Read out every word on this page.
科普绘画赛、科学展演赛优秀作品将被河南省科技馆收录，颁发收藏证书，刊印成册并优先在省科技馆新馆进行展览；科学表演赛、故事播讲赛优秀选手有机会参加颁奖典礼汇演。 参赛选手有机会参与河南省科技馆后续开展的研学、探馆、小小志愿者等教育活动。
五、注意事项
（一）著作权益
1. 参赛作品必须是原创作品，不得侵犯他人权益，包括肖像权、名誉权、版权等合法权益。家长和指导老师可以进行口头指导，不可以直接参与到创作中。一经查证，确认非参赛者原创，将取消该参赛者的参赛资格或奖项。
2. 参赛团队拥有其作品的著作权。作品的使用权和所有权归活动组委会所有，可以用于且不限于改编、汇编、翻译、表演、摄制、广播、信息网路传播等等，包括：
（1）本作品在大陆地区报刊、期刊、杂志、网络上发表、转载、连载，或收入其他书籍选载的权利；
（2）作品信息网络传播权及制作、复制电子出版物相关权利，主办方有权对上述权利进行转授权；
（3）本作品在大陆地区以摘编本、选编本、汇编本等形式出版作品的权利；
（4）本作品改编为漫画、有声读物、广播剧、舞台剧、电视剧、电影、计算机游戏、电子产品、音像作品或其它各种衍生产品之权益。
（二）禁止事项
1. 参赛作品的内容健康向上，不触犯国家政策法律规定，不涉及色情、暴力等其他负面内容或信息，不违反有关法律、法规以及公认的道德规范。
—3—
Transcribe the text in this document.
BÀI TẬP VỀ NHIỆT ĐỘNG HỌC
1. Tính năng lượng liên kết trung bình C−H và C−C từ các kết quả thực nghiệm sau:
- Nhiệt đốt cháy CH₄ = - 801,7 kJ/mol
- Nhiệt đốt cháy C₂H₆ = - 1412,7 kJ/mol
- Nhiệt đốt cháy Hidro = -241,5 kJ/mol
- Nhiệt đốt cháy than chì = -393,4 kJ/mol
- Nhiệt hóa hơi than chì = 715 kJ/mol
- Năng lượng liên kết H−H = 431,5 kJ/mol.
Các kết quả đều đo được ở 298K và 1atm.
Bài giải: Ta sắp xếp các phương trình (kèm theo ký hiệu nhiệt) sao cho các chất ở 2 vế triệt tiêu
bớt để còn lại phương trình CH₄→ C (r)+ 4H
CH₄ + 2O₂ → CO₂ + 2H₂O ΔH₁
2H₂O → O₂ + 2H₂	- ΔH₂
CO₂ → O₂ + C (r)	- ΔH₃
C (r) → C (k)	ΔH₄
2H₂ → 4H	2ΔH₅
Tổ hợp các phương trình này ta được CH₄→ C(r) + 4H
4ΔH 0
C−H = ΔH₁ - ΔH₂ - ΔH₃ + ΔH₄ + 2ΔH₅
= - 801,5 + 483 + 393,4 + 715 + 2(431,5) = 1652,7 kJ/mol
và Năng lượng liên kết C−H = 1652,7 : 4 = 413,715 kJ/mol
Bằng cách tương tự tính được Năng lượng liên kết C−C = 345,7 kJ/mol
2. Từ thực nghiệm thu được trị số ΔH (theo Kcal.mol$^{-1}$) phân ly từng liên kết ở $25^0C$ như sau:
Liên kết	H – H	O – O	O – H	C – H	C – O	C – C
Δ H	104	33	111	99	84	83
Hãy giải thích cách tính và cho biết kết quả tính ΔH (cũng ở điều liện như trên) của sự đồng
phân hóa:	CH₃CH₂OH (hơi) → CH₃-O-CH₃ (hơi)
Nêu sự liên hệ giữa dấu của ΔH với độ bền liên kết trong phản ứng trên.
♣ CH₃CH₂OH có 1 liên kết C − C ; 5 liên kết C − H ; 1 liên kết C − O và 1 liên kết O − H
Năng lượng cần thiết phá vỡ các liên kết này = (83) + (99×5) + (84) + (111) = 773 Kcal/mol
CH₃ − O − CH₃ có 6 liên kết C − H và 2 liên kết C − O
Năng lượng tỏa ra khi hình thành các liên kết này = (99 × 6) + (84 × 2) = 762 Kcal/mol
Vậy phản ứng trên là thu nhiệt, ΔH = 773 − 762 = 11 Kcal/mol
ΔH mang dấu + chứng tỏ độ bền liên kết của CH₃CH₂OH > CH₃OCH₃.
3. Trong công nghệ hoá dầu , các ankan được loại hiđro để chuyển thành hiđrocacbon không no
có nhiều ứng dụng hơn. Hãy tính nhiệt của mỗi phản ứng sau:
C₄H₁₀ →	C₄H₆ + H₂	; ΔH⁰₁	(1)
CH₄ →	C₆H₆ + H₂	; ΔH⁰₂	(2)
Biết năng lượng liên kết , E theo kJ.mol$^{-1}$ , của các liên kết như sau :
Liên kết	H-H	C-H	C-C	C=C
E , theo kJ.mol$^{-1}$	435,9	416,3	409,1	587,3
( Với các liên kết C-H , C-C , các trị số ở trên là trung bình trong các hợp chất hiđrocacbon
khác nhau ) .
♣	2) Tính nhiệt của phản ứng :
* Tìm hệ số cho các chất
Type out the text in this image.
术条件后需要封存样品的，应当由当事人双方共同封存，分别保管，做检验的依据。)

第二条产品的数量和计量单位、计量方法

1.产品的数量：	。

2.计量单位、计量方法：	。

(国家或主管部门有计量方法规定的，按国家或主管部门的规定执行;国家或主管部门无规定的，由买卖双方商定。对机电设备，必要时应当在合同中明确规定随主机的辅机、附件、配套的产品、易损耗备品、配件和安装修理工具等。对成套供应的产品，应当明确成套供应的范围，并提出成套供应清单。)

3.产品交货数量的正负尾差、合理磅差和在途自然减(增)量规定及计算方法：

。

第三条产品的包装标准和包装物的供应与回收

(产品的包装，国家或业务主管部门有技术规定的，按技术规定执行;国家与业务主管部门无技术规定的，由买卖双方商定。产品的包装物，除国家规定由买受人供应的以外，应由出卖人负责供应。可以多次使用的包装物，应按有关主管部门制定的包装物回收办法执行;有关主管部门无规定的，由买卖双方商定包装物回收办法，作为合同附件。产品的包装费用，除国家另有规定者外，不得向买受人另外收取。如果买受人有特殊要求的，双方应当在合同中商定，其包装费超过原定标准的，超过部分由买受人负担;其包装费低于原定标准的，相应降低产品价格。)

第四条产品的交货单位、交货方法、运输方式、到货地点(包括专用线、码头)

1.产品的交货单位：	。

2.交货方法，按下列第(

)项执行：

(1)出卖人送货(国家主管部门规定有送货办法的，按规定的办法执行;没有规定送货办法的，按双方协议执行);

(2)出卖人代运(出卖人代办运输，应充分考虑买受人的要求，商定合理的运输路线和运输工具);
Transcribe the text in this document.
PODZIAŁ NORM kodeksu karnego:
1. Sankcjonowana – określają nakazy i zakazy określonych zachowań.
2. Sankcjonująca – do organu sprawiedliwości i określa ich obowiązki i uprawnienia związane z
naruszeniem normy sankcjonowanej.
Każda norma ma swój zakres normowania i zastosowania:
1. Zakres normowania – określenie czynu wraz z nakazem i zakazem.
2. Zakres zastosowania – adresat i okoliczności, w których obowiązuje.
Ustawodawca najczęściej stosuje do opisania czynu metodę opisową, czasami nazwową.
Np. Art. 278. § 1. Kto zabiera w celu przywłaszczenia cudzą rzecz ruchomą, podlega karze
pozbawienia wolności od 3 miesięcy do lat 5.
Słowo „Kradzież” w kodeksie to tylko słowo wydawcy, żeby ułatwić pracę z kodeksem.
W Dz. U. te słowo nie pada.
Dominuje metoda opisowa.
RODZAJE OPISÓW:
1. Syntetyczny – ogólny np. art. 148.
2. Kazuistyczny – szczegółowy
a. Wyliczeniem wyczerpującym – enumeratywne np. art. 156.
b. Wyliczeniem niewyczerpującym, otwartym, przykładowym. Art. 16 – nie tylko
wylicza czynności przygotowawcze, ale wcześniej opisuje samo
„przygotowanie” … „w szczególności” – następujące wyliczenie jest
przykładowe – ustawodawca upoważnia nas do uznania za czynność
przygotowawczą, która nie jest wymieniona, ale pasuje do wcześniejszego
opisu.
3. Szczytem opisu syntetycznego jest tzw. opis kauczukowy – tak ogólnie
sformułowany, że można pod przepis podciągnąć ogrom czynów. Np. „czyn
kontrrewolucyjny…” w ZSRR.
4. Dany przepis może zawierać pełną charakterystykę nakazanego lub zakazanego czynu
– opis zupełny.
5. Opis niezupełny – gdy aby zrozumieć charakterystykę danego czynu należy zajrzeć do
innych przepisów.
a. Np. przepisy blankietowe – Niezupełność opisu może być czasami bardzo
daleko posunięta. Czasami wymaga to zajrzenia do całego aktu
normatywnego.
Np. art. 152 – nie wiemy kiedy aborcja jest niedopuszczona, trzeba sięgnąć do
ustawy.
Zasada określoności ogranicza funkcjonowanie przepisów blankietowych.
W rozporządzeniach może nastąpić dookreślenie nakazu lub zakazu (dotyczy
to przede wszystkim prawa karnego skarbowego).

**EXERCISE TASK**
Across the entries, how many lines hold the word "trên"? Say only the number.

**RESULT FOR THIS TASK**
4